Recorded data

[Start]

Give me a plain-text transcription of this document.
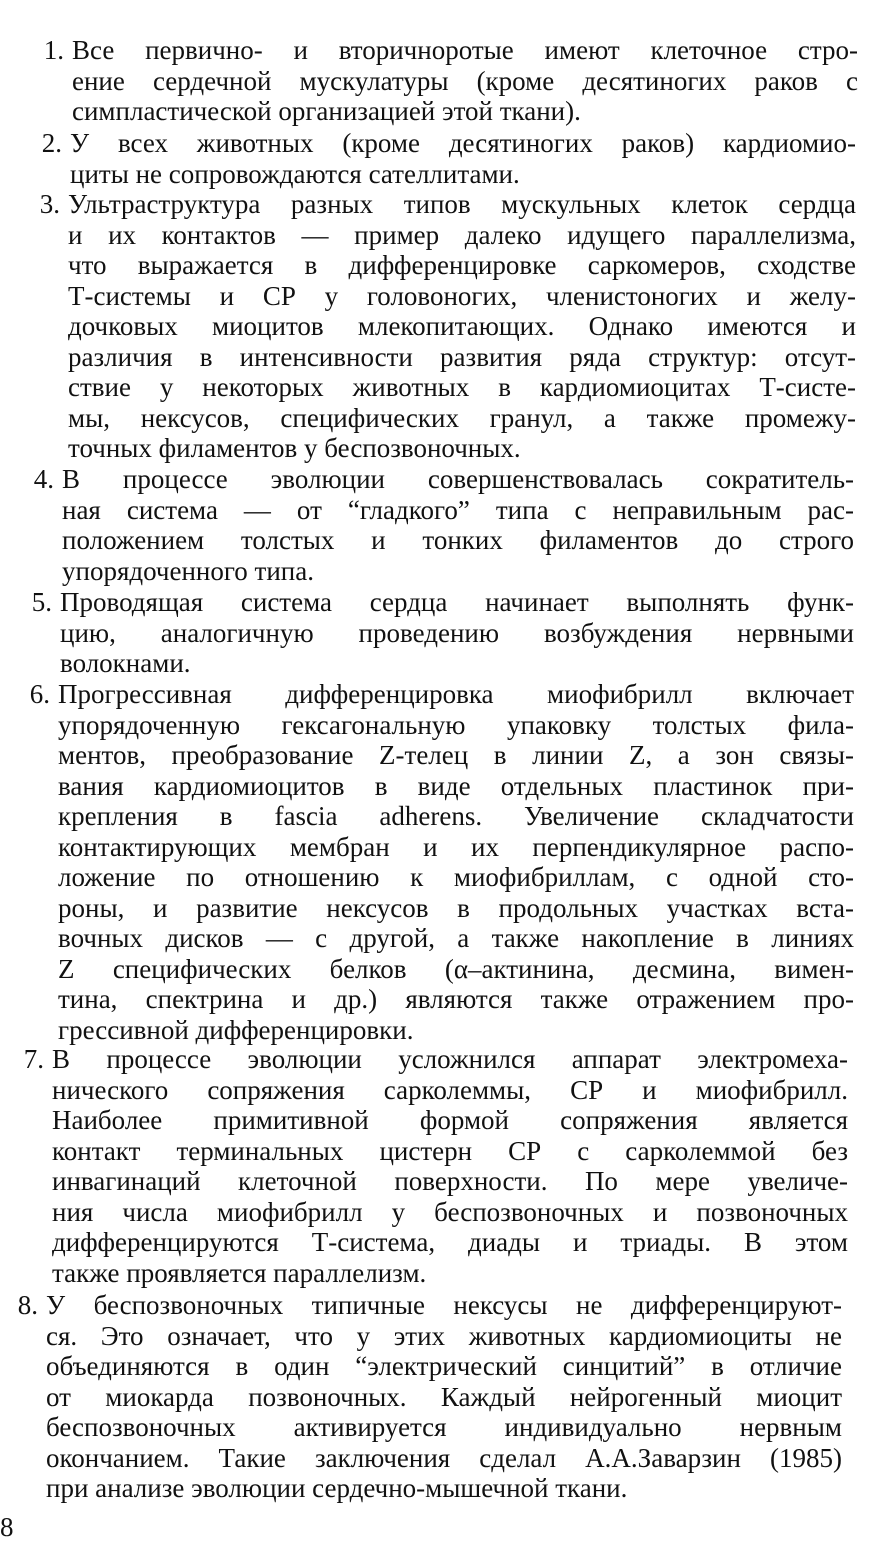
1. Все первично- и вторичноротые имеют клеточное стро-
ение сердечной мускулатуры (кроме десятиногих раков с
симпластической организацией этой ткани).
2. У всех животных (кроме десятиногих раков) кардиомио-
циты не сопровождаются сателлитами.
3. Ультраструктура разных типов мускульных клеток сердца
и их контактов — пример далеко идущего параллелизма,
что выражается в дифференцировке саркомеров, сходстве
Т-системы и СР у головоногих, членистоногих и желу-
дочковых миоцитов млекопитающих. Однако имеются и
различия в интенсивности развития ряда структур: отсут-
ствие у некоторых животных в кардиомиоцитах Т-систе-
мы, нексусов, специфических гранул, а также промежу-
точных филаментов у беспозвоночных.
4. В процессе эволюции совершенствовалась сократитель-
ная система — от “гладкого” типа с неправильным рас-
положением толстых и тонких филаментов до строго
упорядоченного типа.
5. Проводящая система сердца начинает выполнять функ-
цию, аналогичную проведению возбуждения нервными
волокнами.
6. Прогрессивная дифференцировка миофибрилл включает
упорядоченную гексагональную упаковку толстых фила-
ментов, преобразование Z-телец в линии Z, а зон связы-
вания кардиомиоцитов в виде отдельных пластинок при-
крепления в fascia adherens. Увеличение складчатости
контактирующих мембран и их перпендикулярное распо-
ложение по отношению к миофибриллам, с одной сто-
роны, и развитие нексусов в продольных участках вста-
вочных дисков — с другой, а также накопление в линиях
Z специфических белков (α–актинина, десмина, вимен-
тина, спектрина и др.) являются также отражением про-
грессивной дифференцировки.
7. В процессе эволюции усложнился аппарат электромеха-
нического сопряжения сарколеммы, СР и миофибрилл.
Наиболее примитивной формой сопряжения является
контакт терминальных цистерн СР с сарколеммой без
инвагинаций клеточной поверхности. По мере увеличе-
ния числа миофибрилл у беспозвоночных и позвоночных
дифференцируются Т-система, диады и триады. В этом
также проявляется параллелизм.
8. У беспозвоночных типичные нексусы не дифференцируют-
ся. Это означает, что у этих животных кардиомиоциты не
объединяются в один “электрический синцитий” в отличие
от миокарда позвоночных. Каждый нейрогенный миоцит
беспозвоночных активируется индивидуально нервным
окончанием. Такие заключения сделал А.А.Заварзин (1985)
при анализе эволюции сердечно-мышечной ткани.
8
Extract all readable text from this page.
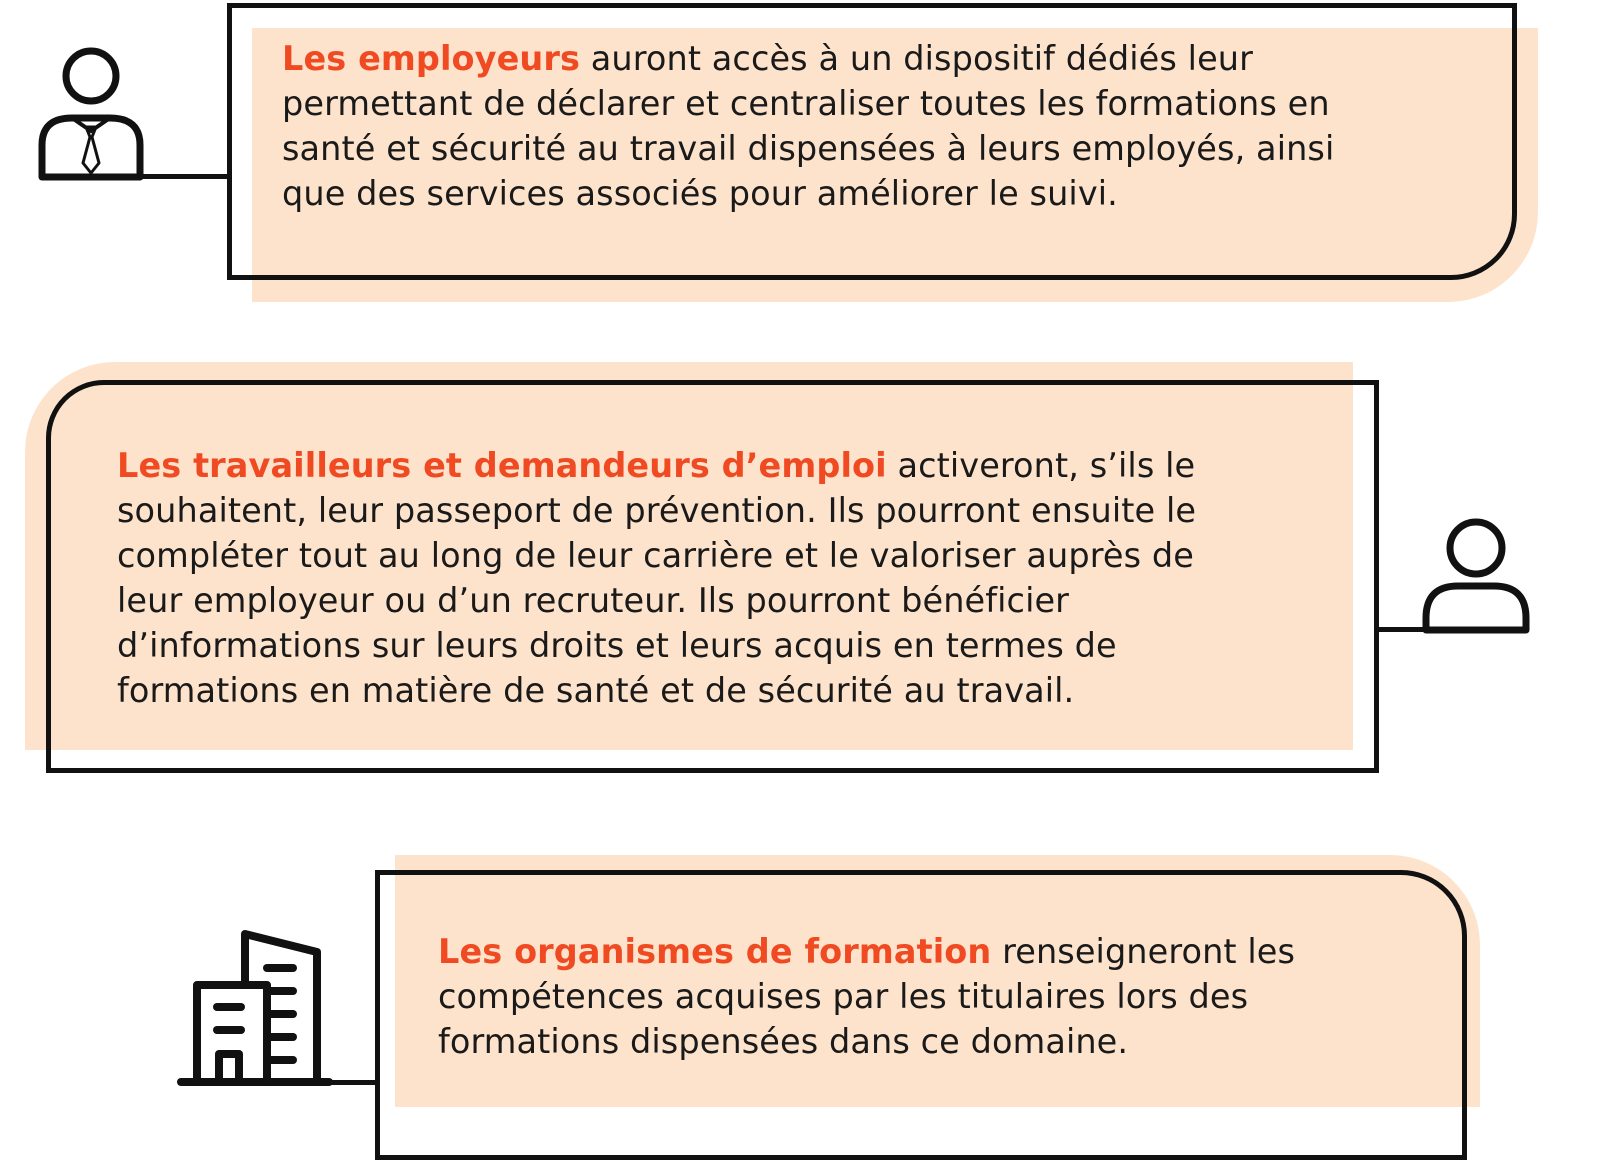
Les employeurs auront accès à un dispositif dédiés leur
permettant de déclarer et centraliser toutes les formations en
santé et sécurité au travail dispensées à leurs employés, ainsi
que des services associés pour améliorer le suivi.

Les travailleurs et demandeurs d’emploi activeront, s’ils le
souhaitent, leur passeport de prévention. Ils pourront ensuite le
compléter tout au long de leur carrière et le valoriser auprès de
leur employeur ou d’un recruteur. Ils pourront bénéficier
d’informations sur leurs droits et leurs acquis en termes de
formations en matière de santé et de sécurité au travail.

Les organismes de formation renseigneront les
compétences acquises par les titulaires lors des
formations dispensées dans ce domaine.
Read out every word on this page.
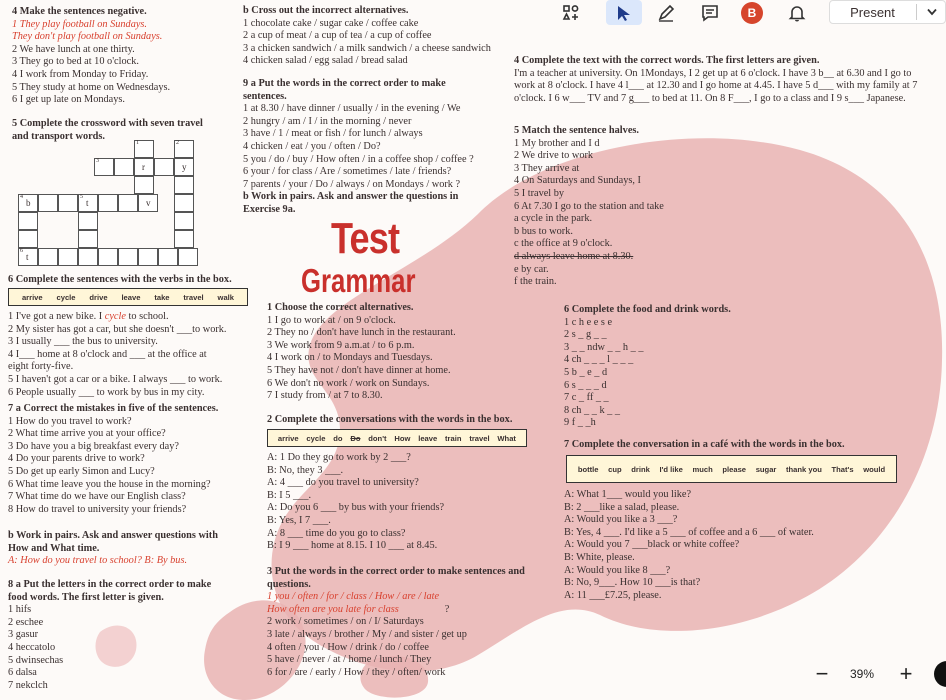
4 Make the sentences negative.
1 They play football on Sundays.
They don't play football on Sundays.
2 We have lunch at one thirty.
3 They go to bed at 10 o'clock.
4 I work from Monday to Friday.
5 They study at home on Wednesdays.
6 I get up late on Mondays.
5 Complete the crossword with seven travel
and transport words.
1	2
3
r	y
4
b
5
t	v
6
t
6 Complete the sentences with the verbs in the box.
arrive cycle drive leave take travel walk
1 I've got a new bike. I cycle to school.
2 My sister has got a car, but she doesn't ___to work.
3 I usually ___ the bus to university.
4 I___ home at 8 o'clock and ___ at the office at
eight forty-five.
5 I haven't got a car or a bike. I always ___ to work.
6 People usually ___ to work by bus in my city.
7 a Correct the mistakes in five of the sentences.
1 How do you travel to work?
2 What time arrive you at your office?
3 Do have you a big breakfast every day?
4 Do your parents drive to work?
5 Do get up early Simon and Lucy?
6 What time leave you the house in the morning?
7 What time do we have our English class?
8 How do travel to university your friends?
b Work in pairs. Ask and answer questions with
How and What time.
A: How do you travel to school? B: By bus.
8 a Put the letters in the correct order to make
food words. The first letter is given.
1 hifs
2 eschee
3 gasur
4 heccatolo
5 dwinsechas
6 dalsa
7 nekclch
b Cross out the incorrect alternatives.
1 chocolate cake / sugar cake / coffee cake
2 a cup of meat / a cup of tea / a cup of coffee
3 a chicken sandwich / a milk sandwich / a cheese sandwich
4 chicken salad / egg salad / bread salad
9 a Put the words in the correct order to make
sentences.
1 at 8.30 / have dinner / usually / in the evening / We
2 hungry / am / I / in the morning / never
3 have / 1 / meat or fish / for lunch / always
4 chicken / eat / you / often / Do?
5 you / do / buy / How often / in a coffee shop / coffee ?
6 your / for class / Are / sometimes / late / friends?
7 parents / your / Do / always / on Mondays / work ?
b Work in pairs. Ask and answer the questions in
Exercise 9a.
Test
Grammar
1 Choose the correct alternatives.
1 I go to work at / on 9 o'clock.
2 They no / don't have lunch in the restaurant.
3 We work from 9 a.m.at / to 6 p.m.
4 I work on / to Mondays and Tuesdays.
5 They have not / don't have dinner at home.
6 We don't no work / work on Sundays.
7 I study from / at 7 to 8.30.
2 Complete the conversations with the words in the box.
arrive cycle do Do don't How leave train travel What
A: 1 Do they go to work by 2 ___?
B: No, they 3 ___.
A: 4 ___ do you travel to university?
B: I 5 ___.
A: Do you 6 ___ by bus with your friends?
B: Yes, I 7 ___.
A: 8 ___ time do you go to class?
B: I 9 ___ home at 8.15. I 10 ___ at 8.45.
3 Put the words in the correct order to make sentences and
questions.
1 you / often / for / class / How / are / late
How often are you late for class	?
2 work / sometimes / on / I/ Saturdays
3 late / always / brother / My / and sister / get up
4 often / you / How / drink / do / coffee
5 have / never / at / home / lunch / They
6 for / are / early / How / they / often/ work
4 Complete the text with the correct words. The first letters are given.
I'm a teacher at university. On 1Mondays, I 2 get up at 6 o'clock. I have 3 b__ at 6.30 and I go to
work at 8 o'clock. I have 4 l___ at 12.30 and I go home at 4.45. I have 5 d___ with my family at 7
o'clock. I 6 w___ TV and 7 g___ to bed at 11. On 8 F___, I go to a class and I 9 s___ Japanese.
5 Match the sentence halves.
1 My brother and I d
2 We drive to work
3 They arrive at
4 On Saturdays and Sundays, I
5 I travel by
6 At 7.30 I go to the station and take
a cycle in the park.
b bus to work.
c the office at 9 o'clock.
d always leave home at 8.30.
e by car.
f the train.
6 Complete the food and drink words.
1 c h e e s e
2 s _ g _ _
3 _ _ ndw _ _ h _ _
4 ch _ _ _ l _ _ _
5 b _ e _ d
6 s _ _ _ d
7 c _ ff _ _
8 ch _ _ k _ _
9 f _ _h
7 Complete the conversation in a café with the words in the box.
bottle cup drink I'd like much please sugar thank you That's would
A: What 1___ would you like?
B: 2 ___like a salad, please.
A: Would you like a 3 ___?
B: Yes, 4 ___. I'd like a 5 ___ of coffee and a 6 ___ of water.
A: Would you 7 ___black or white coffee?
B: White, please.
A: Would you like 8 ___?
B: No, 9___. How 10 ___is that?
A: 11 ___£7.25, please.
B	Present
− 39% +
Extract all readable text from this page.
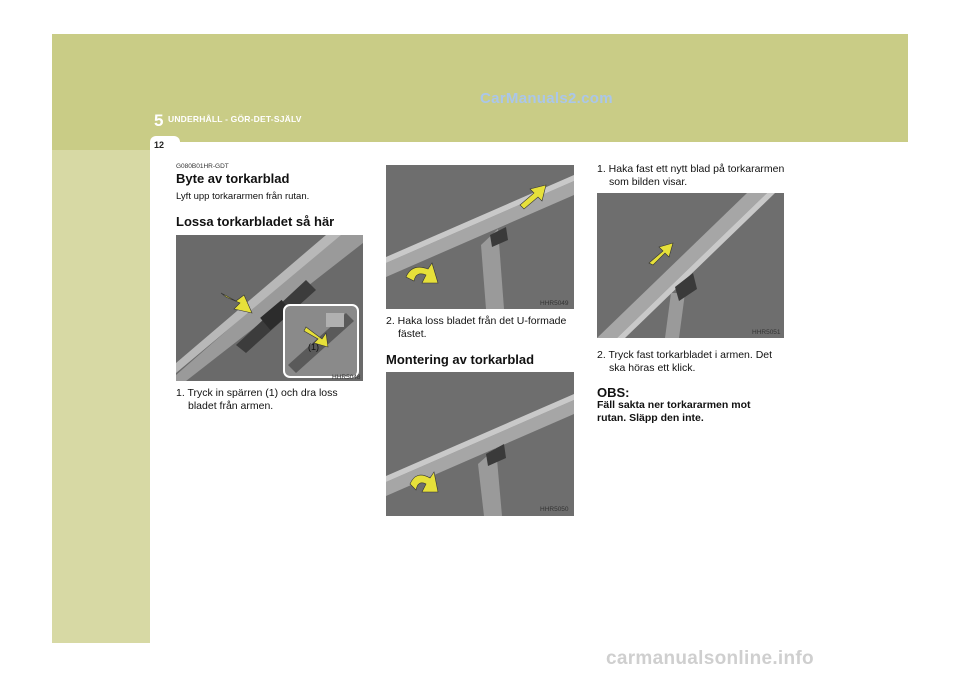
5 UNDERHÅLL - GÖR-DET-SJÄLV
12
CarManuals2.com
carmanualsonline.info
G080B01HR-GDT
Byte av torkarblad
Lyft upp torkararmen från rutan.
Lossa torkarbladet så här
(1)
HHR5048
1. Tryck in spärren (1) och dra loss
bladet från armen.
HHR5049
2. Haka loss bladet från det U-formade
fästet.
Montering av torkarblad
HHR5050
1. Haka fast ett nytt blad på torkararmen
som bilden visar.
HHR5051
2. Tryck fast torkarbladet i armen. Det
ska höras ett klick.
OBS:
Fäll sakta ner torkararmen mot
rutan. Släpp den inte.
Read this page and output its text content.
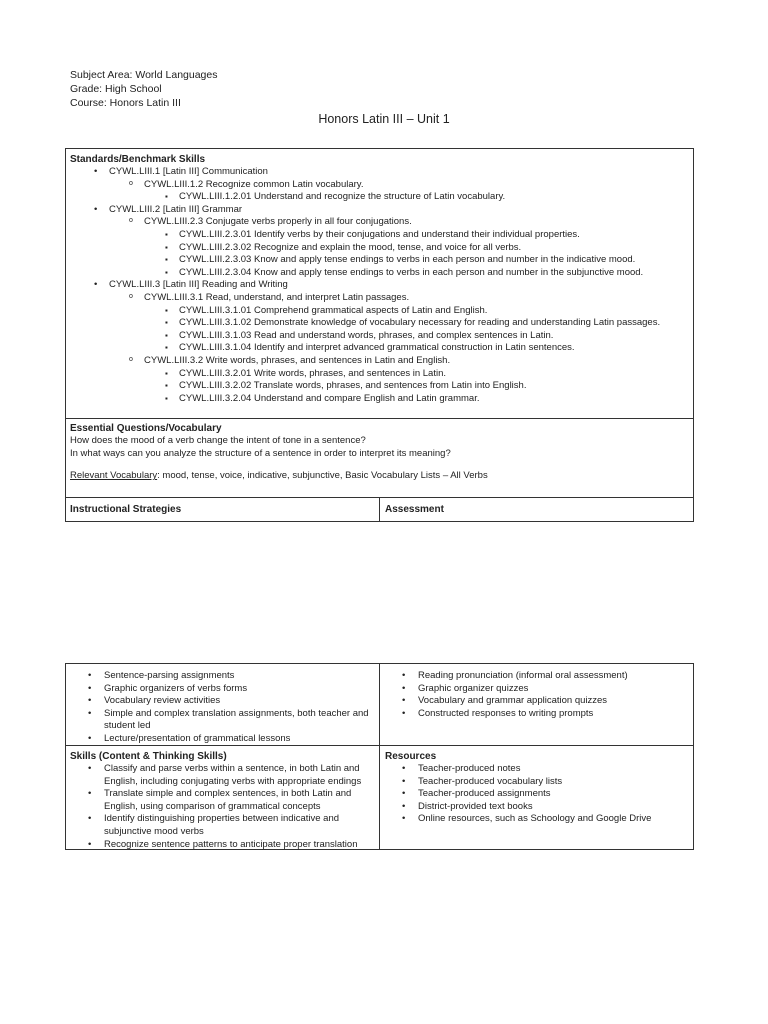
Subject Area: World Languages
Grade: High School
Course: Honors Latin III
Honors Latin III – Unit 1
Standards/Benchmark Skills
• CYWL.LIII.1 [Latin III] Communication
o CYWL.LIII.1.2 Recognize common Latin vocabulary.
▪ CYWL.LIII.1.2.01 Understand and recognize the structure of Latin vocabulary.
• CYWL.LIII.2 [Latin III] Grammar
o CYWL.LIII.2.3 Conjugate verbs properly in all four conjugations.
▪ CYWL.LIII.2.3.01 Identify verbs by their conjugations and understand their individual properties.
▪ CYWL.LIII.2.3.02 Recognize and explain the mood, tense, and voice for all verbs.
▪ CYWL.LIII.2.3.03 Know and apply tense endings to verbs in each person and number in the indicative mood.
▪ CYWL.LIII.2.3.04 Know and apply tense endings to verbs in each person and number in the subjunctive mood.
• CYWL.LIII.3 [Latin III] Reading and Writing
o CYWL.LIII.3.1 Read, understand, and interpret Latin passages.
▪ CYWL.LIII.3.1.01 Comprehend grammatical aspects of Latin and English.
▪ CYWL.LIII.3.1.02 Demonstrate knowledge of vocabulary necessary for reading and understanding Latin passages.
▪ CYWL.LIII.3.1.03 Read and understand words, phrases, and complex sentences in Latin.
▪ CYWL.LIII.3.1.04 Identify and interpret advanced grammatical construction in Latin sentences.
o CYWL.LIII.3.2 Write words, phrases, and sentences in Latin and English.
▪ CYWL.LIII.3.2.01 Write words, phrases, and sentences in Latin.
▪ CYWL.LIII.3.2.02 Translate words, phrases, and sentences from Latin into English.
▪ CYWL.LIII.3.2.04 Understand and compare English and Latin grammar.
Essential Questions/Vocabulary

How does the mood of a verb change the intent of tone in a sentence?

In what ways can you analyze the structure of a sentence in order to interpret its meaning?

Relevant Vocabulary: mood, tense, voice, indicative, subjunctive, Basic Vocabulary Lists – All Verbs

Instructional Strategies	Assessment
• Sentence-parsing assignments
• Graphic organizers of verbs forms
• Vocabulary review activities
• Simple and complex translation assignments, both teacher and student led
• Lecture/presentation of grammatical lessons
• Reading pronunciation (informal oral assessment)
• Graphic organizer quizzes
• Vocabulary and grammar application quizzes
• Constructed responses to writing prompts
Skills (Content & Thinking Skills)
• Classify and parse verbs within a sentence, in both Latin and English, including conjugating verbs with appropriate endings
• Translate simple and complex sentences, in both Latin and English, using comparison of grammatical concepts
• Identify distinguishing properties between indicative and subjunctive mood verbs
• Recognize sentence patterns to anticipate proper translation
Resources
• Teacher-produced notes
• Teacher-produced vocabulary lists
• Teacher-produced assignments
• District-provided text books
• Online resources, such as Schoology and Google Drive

[End]

- _The exercise_: How many of the lines in the listing above hold the word "sugar"? Report only that figure.

- _Solved exercise_: 2